**Your instructions:** Please print all of the material below, word for word.

BEGIN Data section

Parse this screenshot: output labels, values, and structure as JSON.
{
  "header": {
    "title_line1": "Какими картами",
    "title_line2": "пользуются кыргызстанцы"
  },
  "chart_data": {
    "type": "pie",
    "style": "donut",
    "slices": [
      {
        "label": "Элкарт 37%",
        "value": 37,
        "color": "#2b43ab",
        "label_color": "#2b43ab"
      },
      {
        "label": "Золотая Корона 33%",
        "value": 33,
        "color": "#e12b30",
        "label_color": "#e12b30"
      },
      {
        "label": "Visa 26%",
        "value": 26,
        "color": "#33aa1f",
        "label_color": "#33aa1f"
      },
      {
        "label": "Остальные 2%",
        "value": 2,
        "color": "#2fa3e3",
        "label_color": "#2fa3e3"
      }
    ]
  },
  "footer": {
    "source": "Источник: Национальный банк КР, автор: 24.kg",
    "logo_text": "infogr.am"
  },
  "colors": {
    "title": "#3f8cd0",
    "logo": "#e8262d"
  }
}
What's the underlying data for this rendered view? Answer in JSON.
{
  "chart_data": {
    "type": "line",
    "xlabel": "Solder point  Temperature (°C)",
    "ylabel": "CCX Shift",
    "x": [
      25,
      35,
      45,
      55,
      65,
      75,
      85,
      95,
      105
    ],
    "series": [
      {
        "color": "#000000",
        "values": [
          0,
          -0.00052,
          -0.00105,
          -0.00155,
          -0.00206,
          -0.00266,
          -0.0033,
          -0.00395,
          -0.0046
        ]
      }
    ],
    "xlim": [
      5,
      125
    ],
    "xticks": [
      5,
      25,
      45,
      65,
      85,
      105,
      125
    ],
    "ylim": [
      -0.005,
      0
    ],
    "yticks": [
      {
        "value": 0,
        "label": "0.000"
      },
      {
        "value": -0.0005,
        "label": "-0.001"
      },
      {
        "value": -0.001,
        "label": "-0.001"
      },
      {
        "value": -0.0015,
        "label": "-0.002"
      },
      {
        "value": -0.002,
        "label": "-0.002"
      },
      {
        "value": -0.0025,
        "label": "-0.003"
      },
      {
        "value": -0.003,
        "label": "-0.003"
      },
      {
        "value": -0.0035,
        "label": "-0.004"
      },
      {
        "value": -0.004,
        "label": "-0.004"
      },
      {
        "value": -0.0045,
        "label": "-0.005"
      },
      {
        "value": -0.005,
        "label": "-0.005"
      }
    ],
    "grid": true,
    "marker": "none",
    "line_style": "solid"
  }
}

END Data section

**Full response:**
Parse this screenshot: output labels, values, and structure as JSON.
{
  "header": {
    "title_line1": "Какими картами",
    "title_line2": "пользуются кыргызстанцы"
  },
  "chart_data": {
    "type": "pie",
    "style": "donut",
    "slices": [
      {
        "label": "Элкарт 37%",
        "value": 37,
        "color": "#2b43ab",
        "label_color": "#2b43ab"
      },
      {
        "label": "Золотая Корона 33%",
        "value": 33,
        "color": "#e12b30",
        "label_color": "#e12b30"
      },
      {
        "label": "Visa 26%",
        "value": 26,
        "color": "#33aa1f",
        "label_color": "#33aa1f"
      },
      {
        "label": "Остальные 2%",
        "value": 2,
        "color": "#2fa3e3",
        "label_color": "#2fa3e3"
      }
    ]
  },
  "footer": {
    "source": "Источник: Национальный банк КР, автор: 24.kg",
    "logo_text": "infogr.am"
  },
  "colors": {
    "title": "#3f8cd0",
    "logo": "#e8262d"
  }
}
What's the underlying data for this rendered view? Answer in JSON.
{
  "chart_data": {
    "type": "line",
    "xlabel": "Solder point  Temperature (°C)",
    "ylabel": "CCX Shift",
    "x": [
      25,
      35,
      45,
      55,
      65,
      75,
      85,
      95,
      105
    ],
    "series": [
      {
        "color": "#000000",
        "values": [
          0,
          -0.00052,
          -0.00105,
          -0.00155,
          -0.00206,
          -0.00266,
          -0.0033,
          -0.00395,
          -0.0046
        ]
      }
    ],
    "xlim": [
      5,
      125
    ],
    "xticks": [
      5,
      25,
      45,
      65,
      85,
      105,
      125
    ],
    "ylim": [
      -0.005,
      0
    ],
    "yticks": [
      {
        "value": 0,
        "label": "0.000"
      },
      {
        "value": -0.0005,
        "label": "-0.001"
      },
      {
        "value": -0.001,
        "label": "-0.001"
      },
      {
        "value": -0.0015,
        "label": "-0.002"
      },
      {
        "value": -0.002,
        "label": "-0.002"
      },
      {
        "value": -0.0025,
        "label": "-0.003"
      },
      {
        "value": -0.003,
        "label": "-0.003"
      },
      {
        "value": -0.0035,
        "label": "-0.004"
      },
      {
        "value": -0.004,
        "label": "-0.004"
      },
      {
        "value": -0.0045,
        "label": "-0.005"
      },
      {
        "value": -0.005,
        "label": "-0.005"
      }
    ],
    "grid": true,
    "marker": "none",
    "line_style": "solid"
  }
}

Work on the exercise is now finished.